Data entries:

☆ ☆ ☆ ☆ ☆ ☆ ☆

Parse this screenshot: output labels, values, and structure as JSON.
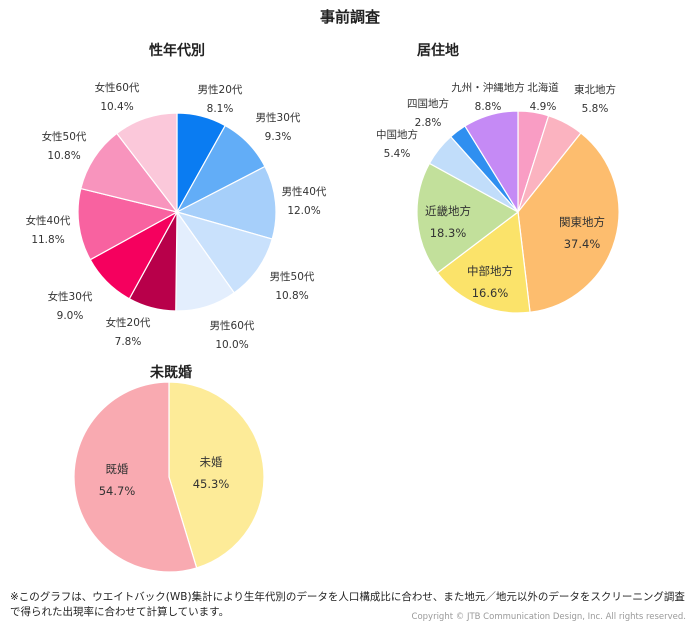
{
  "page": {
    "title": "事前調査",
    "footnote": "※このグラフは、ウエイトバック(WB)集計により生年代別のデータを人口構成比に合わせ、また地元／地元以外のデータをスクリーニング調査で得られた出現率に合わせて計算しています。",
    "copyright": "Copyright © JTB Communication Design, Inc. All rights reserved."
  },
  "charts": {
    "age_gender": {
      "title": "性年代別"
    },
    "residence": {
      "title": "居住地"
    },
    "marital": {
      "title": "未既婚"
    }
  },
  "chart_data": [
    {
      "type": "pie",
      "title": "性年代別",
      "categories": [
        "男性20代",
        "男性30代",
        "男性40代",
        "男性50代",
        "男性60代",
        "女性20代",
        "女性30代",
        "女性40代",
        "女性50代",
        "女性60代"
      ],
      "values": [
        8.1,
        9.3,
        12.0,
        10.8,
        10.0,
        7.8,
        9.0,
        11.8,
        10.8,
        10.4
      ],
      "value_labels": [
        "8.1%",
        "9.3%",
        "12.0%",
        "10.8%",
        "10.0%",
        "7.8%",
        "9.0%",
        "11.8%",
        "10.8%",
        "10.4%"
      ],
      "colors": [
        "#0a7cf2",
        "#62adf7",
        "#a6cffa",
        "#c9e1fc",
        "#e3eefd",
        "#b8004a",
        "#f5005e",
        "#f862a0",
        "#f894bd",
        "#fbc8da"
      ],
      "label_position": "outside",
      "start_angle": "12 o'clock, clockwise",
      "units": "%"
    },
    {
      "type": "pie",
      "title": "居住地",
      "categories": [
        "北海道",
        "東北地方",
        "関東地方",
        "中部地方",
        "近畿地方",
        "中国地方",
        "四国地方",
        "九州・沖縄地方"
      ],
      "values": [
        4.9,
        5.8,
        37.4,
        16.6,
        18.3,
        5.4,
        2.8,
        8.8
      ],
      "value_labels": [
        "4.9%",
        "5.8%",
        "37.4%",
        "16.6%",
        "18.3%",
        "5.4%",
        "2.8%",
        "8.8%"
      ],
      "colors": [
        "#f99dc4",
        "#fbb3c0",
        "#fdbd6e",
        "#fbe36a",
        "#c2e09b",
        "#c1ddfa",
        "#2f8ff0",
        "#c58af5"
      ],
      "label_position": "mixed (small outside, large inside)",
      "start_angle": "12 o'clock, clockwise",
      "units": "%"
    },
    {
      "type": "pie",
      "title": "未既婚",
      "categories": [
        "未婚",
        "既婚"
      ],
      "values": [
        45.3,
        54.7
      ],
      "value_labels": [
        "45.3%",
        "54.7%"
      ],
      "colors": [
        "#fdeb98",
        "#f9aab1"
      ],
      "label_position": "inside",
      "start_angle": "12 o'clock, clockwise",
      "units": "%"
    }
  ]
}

☆ ☆ ☆ ☆ ☆ ☆ ☆

* EXERCISE DIRECTIONS *
Each record must be quoted in full and exactly. Do not include the pictures.

* OUTPUT OF THE TASK *
Parse this screenshot: output labels, values, and structure as JSON.
{
  "page": {
    "title": "事前調査",
    "footnote": "※このグラフは、ウエイトバック(WB)集計により生年代別のデータを人口構成比に合わせ、また地元／地元以外のデータをスクリーニング調査で得られた出現率に合わせて計算しています。",
    "copyright": "Copyright © JTB Communication Design, Inc. All rights reserved."
  },
  "charts": {
    "age_gender": {
      "title": "性年代別"
    },
    "residence": {
      "title": "居住地"
    },
    "marital": {
      "title": "未既婚"
    }
  },
  "chart_data": [
    {
      "type": "pie",
      "title": "性年代別",
      "categories": [
        "男性20代",
        "男性30代",
        "男性40代",
        "男性50代",
        "男性60代",
        "女性20代",
        "女性30代",
        "女性40代",
        "女性50代",
        "女性60代"
      ],
      "values": [
        8.1,
        9.3,
        12.0,
        10.8,
        10.0,
        7.8,
        9.0,
        11.8,
        10.8,
        10.4
      ],
      "value_labels": [
        "8.1%",
        "9.3%",
        "12.0%",
        "10.8%",
        "10.0%",
        "7.8%",
        "9.0%",
        "11.8%",
        "10.8%",
        "10.4%"
      ],
      "colors": [
        "#0a7cf2",
        "#62adf7",
        "#a6cffa",
        "#c9e1fc",
        "#e3eefd",
        "#b8004a",
        "#f5005e",
        "#f862a0",
        "#f894bd",
        "#fbc8da"
      ],
      "label_position": "outside",
      "start_angle": "12 o'clock, clockwise",
      "units": "%"
    },
    {
      "type": "pie",
      "title": "居住地",
      "categories": [
        "北海道",
        "東北地方",
        "関東地方",
        "中部地方",
        "近畿地方",
        "中国地方",
        "四国地方",
        "九州・沖縄地方"
      ],
      "values": [
        4.9,
        5.8,
        37.4,
        16.6,
        18.3,
        5.4,
        2.8,
        8.8
      ],
      "value_labels": [
        "4.9%",
        "5.8%",
        "37.4%",
        "16.6%",
        "18.3%",
        "5.4%",
        "2.8%",
        "8.8%"
      ],
      "colors": [
        "#f99dc4",
        "#fbb3c0",
        "#fdbd6e",
        "#fbe36a",
        "#c2e09b",
        "#c1ddfa",
        "#2f8ff0",
        "#c58af5"
      ],
      "label_position": "mixed (small outside, large inside)",
      "start_angle": "12 o'clock, clockwise",
      "units": "%"
    },
    {
      "type": "pie",
      "title": "未既婚",
      "categories": [
        "未婚",
        "既婚"
      ],
      "values": [
        45.3,
        54.7
      ],
      "value_labels": [
        "45.3%",
        "54.7%"
      ],
      "colors": [
        "#fdeb98",
        "#f9aab1"
      ],
      "label_position": "inside",
      "start_angle": "12 o'clock, clockwise",
      "units": "%"
    }
  ]
}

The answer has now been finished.